*Brief:*
Every line of the material below must be repeated exactly.

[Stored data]
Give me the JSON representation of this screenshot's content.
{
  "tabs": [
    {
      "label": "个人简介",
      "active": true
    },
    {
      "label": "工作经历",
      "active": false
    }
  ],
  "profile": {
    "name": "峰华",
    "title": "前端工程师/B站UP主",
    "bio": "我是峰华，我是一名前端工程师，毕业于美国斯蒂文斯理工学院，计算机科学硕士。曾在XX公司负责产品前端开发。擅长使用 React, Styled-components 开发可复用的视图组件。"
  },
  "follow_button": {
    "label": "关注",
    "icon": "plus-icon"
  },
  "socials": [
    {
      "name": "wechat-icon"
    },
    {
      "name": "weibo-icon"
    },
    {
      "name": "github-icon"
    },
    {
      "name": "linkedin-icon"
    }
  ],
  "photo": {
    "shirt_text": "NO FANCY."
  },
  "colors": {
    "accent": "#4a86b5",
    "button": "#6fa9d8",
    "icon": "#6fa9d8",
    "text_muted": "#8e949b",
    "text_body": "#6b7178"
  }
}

*Solution for this exercise:*
Give me the JSON representation of this screenshot's content.
{
  "tabs": [
    {
      "label": "个人简介",
      "active": true
    },
    {
      "label": "工作经历",
      "active": false
    }
  ],
  "profile": {
    "name": "峰华",
    "title": "前端工程师/B站UP主",
    "bio": "我是峰华，我是一名前端工程师，毕业于美国斯蒂文斯理工学院，计算机科学硕士。曾在XX公司负责产品前端开发。擅长使用 React, Styled-components 开发可复用的视图组件。"
  },
  "follow_button": {
    "label": "关注",
    "icon": "plus-icon"
  },
  "socials": [
    {
      "name": "wechat-icon"
    },
    {
      "name": "weibo-icon"
    },
    {
      "name": "github-icon"
    },
    {
      "name": "linkedin-icon"
    }
  ],
  "photo": {
    "shirt_text": "NO FANCY."
  },
  "colors": {
    "accent": "#4a86b5",
    "button": "#6fa9d8",
    "icon": "#6fa9d8",
    "text_muted": "#8e949b",
    "text_body": "#6b7178"
  }
}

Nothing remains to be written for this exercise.